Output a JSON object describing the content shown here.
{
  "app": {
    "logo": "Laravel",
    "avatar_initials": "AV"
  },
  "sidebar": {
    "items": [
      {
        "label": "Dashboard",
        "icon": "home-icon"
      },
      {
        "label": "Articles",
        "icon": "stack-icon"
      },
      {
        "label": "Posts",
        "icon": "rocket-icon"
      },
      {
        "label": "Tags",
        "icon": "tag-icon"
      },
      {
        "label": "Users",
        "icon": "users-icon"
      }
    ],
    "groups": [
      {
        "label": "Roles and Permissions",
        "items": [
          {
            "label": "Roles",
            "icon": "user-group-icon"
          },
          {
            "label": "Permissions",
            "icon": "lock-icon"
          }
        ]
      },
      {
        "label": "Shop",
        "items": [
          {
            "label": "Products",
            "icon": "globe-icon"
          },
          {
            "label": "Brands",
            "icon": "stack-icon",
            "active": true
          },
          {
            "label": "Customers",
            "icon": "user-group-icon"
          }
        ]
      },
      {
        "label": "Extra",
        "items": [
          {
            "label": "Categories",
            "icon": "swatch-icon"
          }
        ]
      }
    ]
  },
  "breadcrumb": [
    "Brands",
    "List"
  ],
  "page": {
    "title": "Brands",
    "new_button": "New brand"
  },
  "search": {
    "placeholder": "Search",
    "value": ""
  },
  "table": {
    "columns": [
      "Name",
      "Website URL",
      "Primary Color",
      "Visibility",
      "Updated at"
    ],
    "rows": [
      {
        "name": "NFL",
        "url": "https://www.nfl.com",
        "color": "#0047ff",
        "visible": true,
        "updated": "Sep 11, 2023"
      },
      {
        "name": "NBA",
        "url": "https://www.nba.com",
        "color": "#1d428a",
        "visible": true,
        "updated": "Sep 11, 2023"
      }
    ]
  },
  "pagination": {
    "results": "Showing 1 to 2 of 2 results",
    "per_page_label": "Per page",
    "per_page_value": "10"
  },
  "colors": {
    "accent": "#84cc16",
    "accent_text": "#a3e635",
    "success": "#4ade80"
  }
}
****************************************
Extract the listing in its entirety, matching it exactly.

Output a JSON object describing the content shown here.
{
  "app": {
    "logo": "Laravel",
    "avatar_initials": "AV"
  },
  "sidebar": {
    "items": [
      {
        "label": "Dashboard",
        "icon": "home-icon"
      },
      {
        "label": "Articles",
        "icon": "stack-icon"
      },
      {
        "label": "Posts",
        "icon": "rocket-icon"
      },
      {
        "label": "Tags",
        "icon": "tag-icon"
      },
      {
        "label": "Users",
        "icon": "users-icon"
      }
    ],
    "groups": [
      {
        "label": "Roles and Permissions",
        "items": [
          {
            "label": "Roles",
            "icon": "user-group-icon"
          },
          {
            "label": "Permissions",
            "icon": "lock-icon"
          }
        ]
      },
      {
        "label": "Shop",
        "items": [
          {
            "label": "Products",
            "icon": "globe-icon"
          },
          {
            "label": "Brands",
            "icon": "stack-icon",
            "active": true
          },
          {
            "label": "Customers",
            "icon": "user-group-icon"
          }
        ]
      },
      {
        "label": "Extra",
        "items": [
          {
            "label": "Categories",
            "icon": "swatch-icon"
          }
        ]
      }
    ]
  },
  "breadcrumb": [
    "Brands",
    "List"
  ],
  "page": {
    "title": "Brands",
    "new_button": "New brand"
  },
  "search": {
    "placeholder": "Search",
    "value": ""
  },
  "table": {
    "columns": [
      "Name",
      "Website URL",
      "Primary Color",
      "Visibility",
      "Updated at"
    ],
    "rows": [
      {
        "name": "NFL",
        "url": "https://www.nfl.com",
        "color": "#0047ff",
        "visible": true,
        "updated": "Sep 11, 2023"
      },
      {
        "name": "NBA",
        "url": "https://www.nba.com",
        "color": "#1d428a",
        "visible": true,
        "updated": "Sep 11, 2023"
      }
    ]
  },
  "pagination": {
    "results": "Showing 1 to 2 of 2 results",
    "per_page_label": "Per page",
    "per_page_value": "10"
  },
  "colors": {
    "accent": "#84cc16",
    "accent_text": "#a3e635",
    "success": "#4ade80"
  }
}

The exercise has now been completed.